- **Problem description**:
Report how many lines include the word "本合同未尽事宜", and nothing besides that number.

Items listed in a dataset

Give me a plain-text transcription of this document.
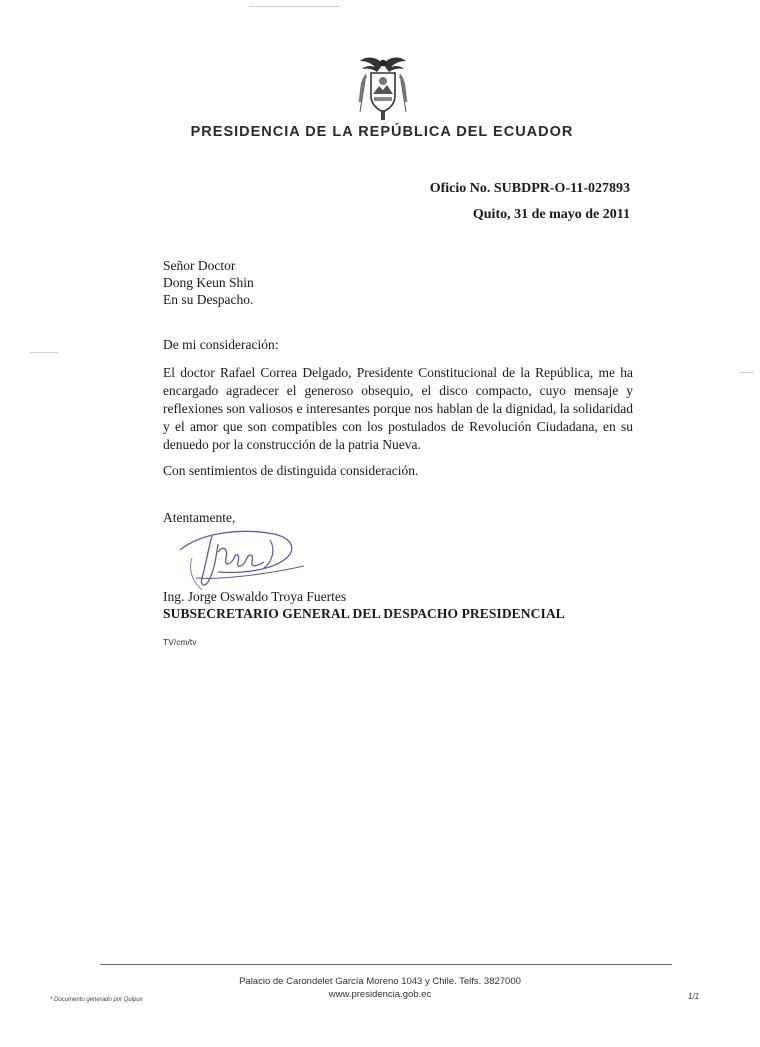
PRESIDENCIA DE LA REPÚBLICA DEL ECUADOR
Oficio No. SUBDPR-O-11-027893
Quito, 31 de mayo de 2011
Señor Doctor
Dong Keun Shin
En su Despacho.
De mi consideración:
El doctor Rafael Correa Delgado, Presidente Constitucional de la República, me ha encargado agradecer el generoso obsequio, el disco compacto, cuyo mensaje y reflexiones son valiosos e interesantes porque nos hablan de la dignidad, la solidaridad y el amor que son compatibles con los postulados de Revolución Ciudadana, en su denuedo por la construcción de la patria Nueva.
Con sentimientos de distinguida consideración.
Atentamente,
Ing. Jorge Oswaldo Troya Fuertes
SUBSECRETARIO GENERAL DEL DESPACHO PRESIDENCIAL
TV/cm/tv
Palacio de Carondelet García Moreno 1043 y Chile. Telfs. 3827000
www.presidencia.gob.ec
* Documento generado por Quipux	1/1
---
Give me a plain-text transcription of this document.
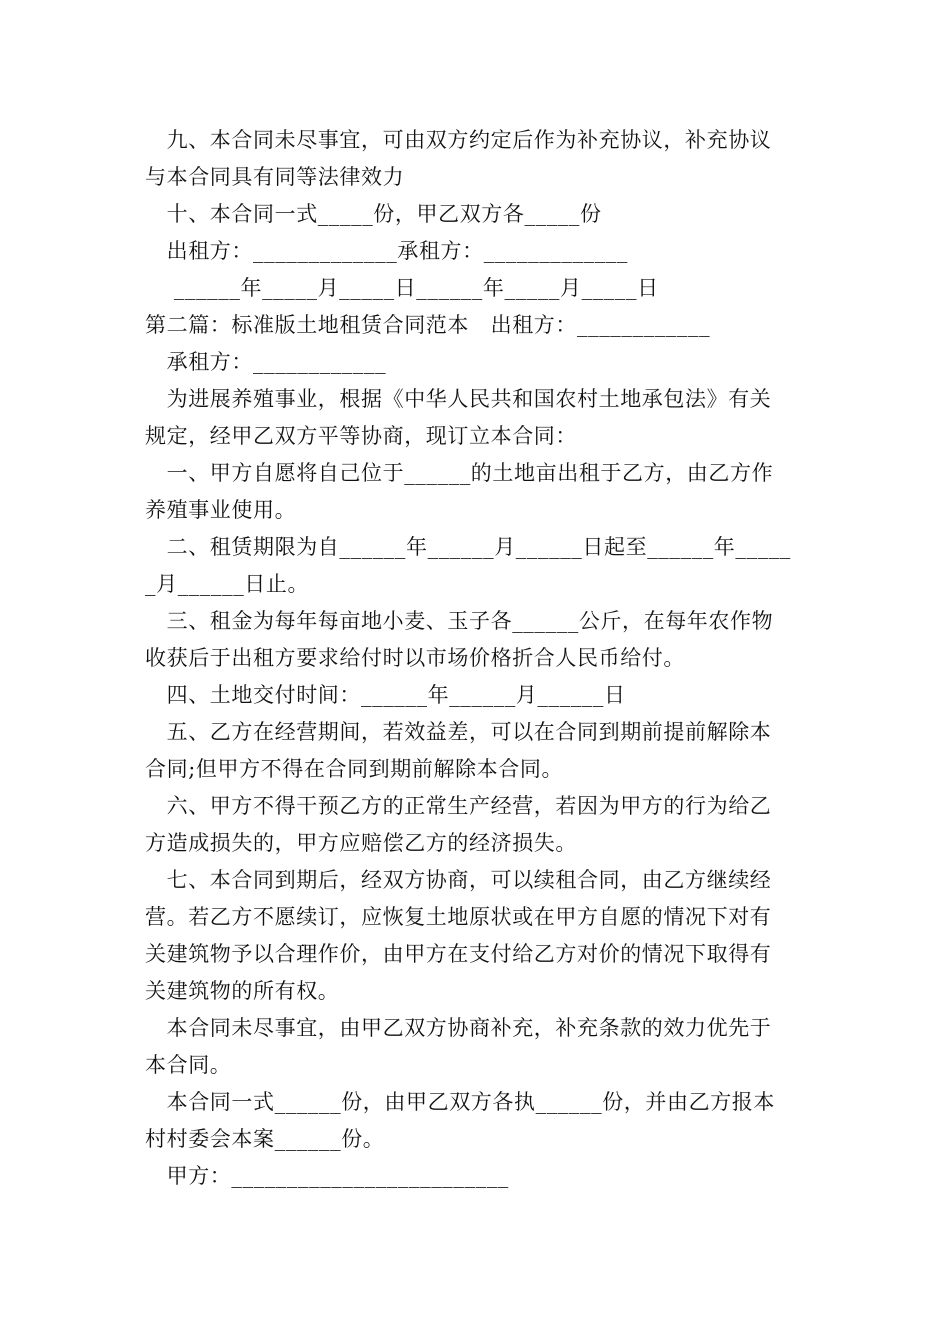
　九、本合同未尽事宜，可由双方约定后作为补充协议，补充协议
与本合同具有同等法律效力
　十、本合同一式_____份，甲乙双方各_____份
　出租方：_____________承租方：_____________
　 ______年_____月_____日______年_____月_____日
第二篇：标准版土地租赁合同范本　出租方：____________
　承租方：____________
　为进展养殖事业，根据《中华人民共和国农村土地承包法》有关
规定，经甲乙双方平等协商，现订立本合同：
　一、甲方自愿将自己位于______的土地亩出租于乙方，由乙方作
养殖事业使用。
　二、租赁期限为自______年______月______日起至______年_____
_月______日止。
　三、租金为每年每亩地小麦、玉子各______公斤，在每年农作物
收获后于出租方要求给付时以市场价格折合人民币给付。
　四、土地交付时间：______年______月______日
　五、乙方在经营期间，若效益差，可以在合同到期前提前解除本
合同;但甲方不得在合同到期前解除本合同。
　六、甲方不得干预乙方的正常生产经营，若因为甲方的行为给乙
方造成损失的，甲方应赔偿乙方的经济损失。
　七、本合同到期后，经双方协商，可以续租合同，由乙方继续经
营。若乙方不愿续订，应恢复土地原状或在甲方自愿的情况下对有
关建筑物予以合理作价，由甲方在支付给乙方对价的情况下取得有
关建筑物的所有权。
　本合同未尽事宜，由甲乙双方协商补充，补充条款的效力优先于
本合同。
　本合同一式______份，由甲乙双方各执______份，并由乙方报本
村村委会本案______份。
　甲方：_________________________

- **Full response**:
2